Material for the task Start Marker

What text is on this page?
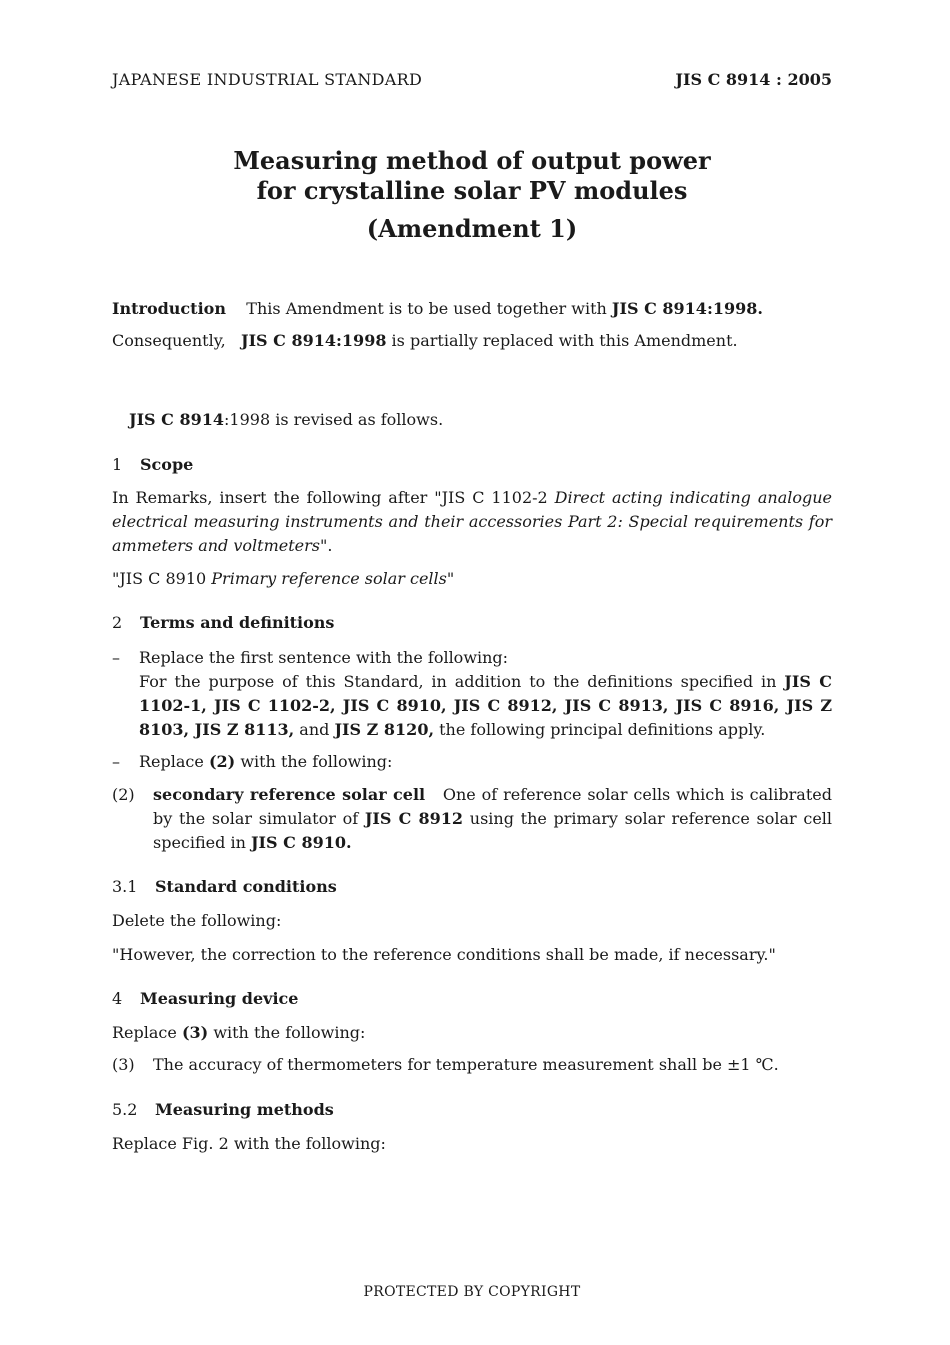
JAPANESE INDUSTRIAL STANDARD	JIS C 8914 : 2005
Measuring method of output power
for crystalline solar PV modules
(Amendment 1)
Introduction This Amendment is to be used together with JIS C 8914:1998.
Consequently, JIS C 8914:1998 is partially replaced with this Amendment.
JIS C 8914:1998 is revised as follows.
1 Scope
In Remarks, insert the following after "JIS C 1102-2 Direct acting indicating analogue electrical measuring instruments and their accessories Part 2: Special requirements for ammeters and voltmeters".
"JIS C 8910 Primary reference solar cells"
2 Terms and definitions
– Replace the first sentence with the following:
For the purpose of this Standard, in addition to the definitions specified in JIS C 1102-1, JIS C 1102-2, JIS C 8910, JIS C 8912, JIS C 8913, JIS C 8916, JIS Z 8103, JIS Z 8113, and JIS Z 8120, the following principal definitions apply.
– Replace (2) with the following:
(2) secondary reference solar cell One of reference solar cells which is calibrated by the solar simulator of JIS C 8912 using the primary solar reference solar cell specified in JIS C 8910.
3.1 Standard conditions
Delete the following:
"However, the correction to the reference conditions shall be made, if necessary."
4 Measuring device
Replace (3) with the following:
(3) The accuracy of thermometers for temperature measurement shall be ±1 ℃.
5.2 Measuring methods
Replace Fig. 2 with the following:
PROTECTED BY COPYRIGHT
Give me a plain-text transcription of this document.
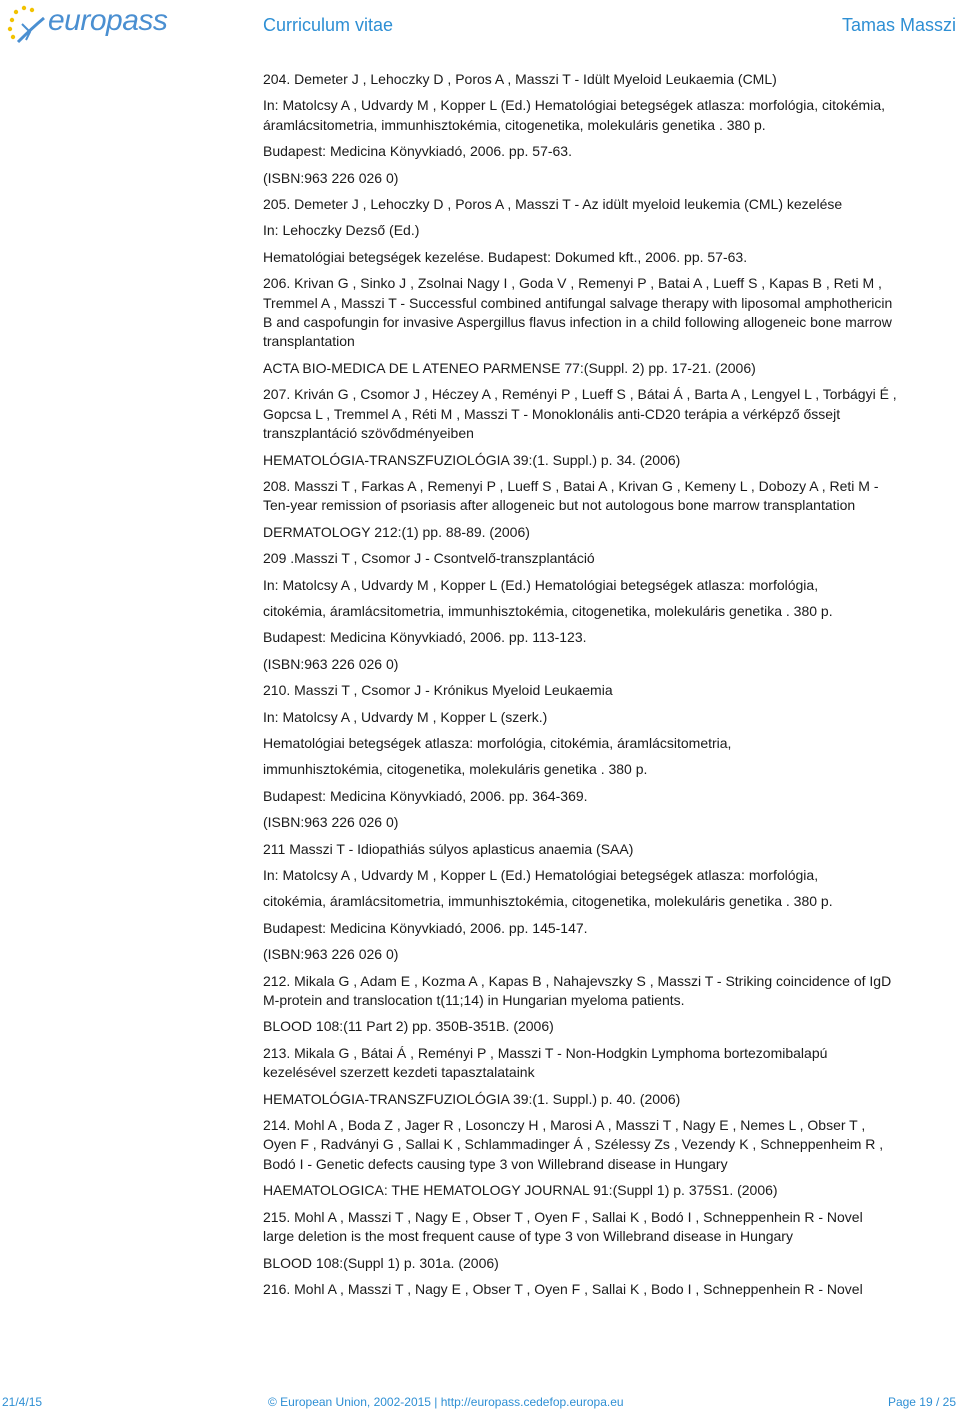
europass	Curriculum vitae	Tamas Masszi
204. Demeter J , Lehoczky D , Poros A , Masszi T - Idült Myeloid Leukaemia (CML)
In: Matolcsy A , Udvardy M , Kopper L (Ed.) Hematológiai betegségek atlasza: morfológia, citokémia,
áramlácsitometria, immunhisztokémia, citogenetika, molekuláris genetika . 380 p.
Budapest: Medicina Könyvkiadó, 2006. pp. 57-63.
(ISBN:963 226 026 0)
205. Demeter J , Lehoczky D , Poros A , Masszi T - Az idült myeloid leukemia (CML) kezelése
In: Lehoczky Dezső (Ed.)
Hematológiai betegségek kezelése. Budapest: Dokumed kft., 2006. pp. 57-63.
206. Krivan G , Sinko J , Zsolnai Nagy I , Goda V , Remenyi P , Batai A , Lueff S , Kapas B , Reti M ,
Tremmel A , Masszi T - Successful combined antifungal salvage therapy with liposomal amphothericin
B and caspofungin for invasive Aspergillus flavus infection in a child following allogeneic bone marrow
transplantation
ACTA BIO-MEDICA DE L ATENEO PARMENSE 77:(Suppl. 2) pp. 17-21. (2006)
207. Kriván G , Csomor J , Héczey A , Reményi P , Lueff S , Bátai Á , Barta A , Lengyel L , Torbágyi É ,
Gopcsa L , Tremmel A , Réti M , Masszi T - Monoklonális anti-CD20 terápia a vérképző őssejt
transzplantáció szövődményeiben
HEMATOLÓGIA-TRANSZFUZIOLÓGIA 39:(1. Suppl.) p. 34. (2006)
208. Masszi T , Farkas A , Remenyi P , Lueff S , Batai A , Krivan G , Kemeny L , Dobozy A , Reti M -
Ten-year remission of psoriasis after allogeneic but not autologous bone marrow transplantation
DERMATOLOGY 212:(1) pp. 88-89. (2006)
209 .Masszi T , Csomor J - Csontvelő-transzplantáció
In: Matolcsy A , Udvardy M , Kopper L (Ed.) Hematológiai betegségek atlasza: morfológia,
citokémia, áramlácsitometria, immunhisztokémia, citogenetika, molekuláris genetika . 380 p.
Budapest: Medicina Könyvkiadó, 2006. pp. 113-123.
(ISBN:963 226 026 0)
210. Masszi T , Csomor J - Krónikus Myeloid Leukaemia
In: Matolcsy A , Udvardy M , Kopper L (szerk.)
Hematológiai betegségek atlasza: morfológia, citokémia, áramlácsitometria,
immunhisztokémia, citogenetika, molekuláris genetika . 380 p.
Budapest: Medicina Könyvkiadó, 2006. pp. 364-369.
(ISBN:963 226 026 0)
211 Masszi T - Idiopathiás súlyos aplasticus anaemia (SAA)
In: Matolcsy A , Udvardy M , Kopper L (Ed.) Hematológiai betegségek atlasza: morfológia,
citokémia, áramlácsitometria, immunhisztokémia, citogenetika, molekuláris genetika . 380 p.
Budapest: Medicina Könyvkiadó, 2006. pp. 145-147.
(ISBN:963 226 026 0)
212. Mikala G , Adam E , Kozma A , Kapas B , Nahajevszky S , Masszi T - Striking coincidence of IgD
M-protein and translocation t(11;14) in Hungarian myeloma patients.
BLOOD 108:(11 Part 2) pp. 350B-351B. (2006)
213. Mikala G , Bátai Á , Reményi P , Masszi T - Non-Hodgkin Lymphoma bortezomibalapú
kezelésével szerzett kezdeti tapasztalataink
HEMATOLÓGIA-TRANSZFUZIOLÓGIA 39:(1. Suppl.) p. 40. (2006)
214. Mohl A , Boda Z , Jager R , Losonczy H , Marosi A , Masszi T , Nagy E , Nemes L , Obser T ,
Oyen F , Radványi G , Sallai K , Schlammadinger Á , Szélessy Zs , Vezendy K , Schneppenheim R ,
Bodó I - Genetic defects causing type 3 von Willebrand disease in Hungary
HAEMATOLOGICA: THE HEMATOLOGY JOURNAL 91:(Suppl 1) p. 375S1. (2006)
215. Mohl A , Masszi T , Nagy E , Obser T , Oyen F , Sallai K , Bodó I , Schneppenhein R - Novel
large deletion is the most frequent cause of type 3 von Willebrand disease in Hungary
BLOOD 108:(Suppl 1) p. 301a. (2006)
216. Mohl A , Masszi T , Nagy E , Obser T , Oyen F , Sallai K , Bodo I , Schneppenhein R - Novel
21/4/15	© European Union, 2002-2015 | http://europass.cedefop.europa.eu	Page 19 / 25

Material for the task End Marker

### Work item
Transcribe the whole listing exactly but exclude images.

### Answer area
What text is on this page?
JAPANESE INDUSTRIAL STANDARD	JIS C 8914 : 2005
Measuring method of output power
for crystalline solar PV modules
(Amendment 1)
Introduction This Amendment is to be used together with JIS C 8914:1998.
Consequently, JIS C 8914:1998 is partially replaced with this Amendment.
JIS C 8914:1998 is revised as follows.
1 Scope
In Remarks, insert the following after "JIS C 1102-2 Direct acting indicating analogue electrical measuring instruments and their accessories Part 2: Special requirements for ammeters and voltmeters".
"JIS C 8910 Primary reference solar cells"
2 Terms and definitions
– Replace the first sentence with the following:
For the purpose of this Standard, in addition to the definitions specified in JIS C 1102-1, JIS C 1102-2, JIS C 8910, JIS C 8912, JIS C 8913, JIS C 8916, JIS Z 8103, JIS Z 8113, and JIS Z 8120, the following principal definitions apply.
– Replace (2) with the following:
(2) secondary reference solar cell One of reference solar cells which is calibrated by the solar simulator of JIS C 8912 using the primary solar reference solar cell specified in JIS C 8910.
3.1 Standard conditions
Delete the following:
"However, the correction to the reference conditions shall be made, if necessary."
4 Measuring device
Replace (3) with the following:
(3) The accuracy of thermometers for temperature measurement shall be ±1 ℃.
5.2 Measuring methods
Replace Fig. 2 with the following:
PROTECTED BY COPYRIGHT
Give me a plain-text transcription of this document.
europass	Curriculum vitae	Tamas Masszi
204. Demeter J , Lehoczky D , Poros A , Masszi T - Idült Myeloid Leukaemia (CML)
In: Matolcsy A , Udvardy M , Kopper L (Ed.) Hematológiai betegségek atlasza: morfológia, citokémia,
áramlácsitometria, immunhisztokémia, citogenetika, molekuláris genetika . 380 p.
Budapest: Medicina Könyvkiadó, 2006. pp. 57-63.
(ISBN:963 226 026 0)
205. Demeter J , Lehoczky D , Poros A , Masszi T - Az idült myeloid leukemia (CML) kezelése
In: Lehoczky Dezső (Ed.)
Hematológiai betegségek kezelése. Budapest: Dokumed kft., 2006. pp. 57-63.
206. Krivan G , Sinko J , Zsolnai Nagy I , Goda V , Remenyi P , Batai A , Lueff S , Kapas B , Reti M ,
Tremmel A , Masszi T - Successful combined antifungal salvage therapy with liposomal amphothericin
B and caspofungin for invasive Aspergillus flavus infection in a child following allogeneic bone marrow
transplantation
ACTA BIO-MEDICA DE L ATENEO PARMENSE 77:(Suppl. 2) pp. 17-21. (2006)
207. Kriván G , Csomor J , Héczey A , Reményi P , Lueff S , Bátai Á , Barta A , Lengyel L , Torbágyi É ,
Gopcsa L , Tremmel A , Réti M , Masszi T - Monoklonális anti-CD20 terápia a vérképző őssejt
transzplantáció szövődményeiben
HEMATOLÓGIA-TRANSZFUZIOLÓGIA 39:(1. Suppl.) p. 34. (2006)
208. Masszi T , Farkas A , Remenyi P , Lueff S , Batai A , Krivan G , Kemeny L , Dobozy A , Reti M -
Ten-year remission of psoriasis after allogeneic but not autologous bone marrow transplantation
DERMATOLOGY 212:(1) pp. 88-89. (2006)
209 .Masszi T , Csomor J - Csontvelő-transzplantáció
In: Matolcsy A , Udvardy M , Kopper L (Ed.) Hematológiai betegségek atlasza: morfológia,
citokémia, áramlácsitometria, immunhisztokémia, citogenetika, molekuláris genetika . 380 p.
Budapest: Medicina Könyvkiadó, 2006. pp. 113-123.
(ISBN:963 226 026 0)
210. Masszi T , Csomor J - Krónikus Myeloid Leukaemia
In: Matolcsy A , Udvardy M , Kopper L (szerk.)
Hematológiai betegségek atlasza: morfológia, citokémia, áramlácsitometria,
immunhisztokémia, citogenetika, molekuláris genetika . 380 p.
Budapest: Medicina Könyvkiadó, 2006. pp. 364-369.
(ISBN:963 226 026 0)
211 Masszi T - Idiopathiás súlyos aplasticus anaemia (SAA)
In: Matolcsy A , Udvardy M , Kopper L (Ed.) Hematológiai betegségek atlasza: morfológia,
citokémia, áramlácsitometria, immunhisztokémia, citogenetika, molekuláris genetika . 380 p.
Budapest: Medicina Könyvkiadó, 2006. pp. 145-147.
(ISBN:963 226 026 0)
212. Mikala G , Adam E , Kozma A , Kapas B , Nahajevszky S , Masszi T - Striking coincidence of IgD
M-protein and translocation t(11;14) in Hungarian myeloma patients.
BLOOD 108:(11 Part 2) pp. 350B-351B. (2006)
213. Mikala G , Bátai Á , Reményi P , Masszi T - Non-Hodgkin Lymphoma bortezomibalapú
kezelésével szerzett kezdeti tapasztalataink
HEMATOLÓGIA-TRANSZFUZIOLÓGIA 39:(1. Suppl.) p. 40. (2006)
214. Mohl A , Boda Z , Jager R , Losonczy H , Marosi A , Masszi T , Nagy E , Nemes L , Obser T ,
Oyen F , Radványi G , Sallai K , Schlammadinger Á , Szélessy Zs , Vezendy K , Schneppenheim R ,
Bodó I - Genetic defects causing type 3 von Willebrand disease in Hungary
HAEMATOLOGICA: THE HEMATOLOGY JOURNAL 91:(Suppl 1) p. 375S1. (2006)
215. Mohl A , Masszi T , Nagy E , Obser T , Oyen F , Sallai K , Bodó I , Schneppenhein R - Novel
large deletion is the most frequent cause of type 3 von Willebrand disease in Hungary
BLOOD 108:(Suppl 1) p. 301a. (2006)
216. Mohl A , Masszi T , Nagy E , Obser T , Oyen F , Sallai K , Bodo I , Schneppenhein R - Novel
21/4/15	© European Union, 2002-2015 | http://europass.cedefop.europa.eu	Page 19 / 25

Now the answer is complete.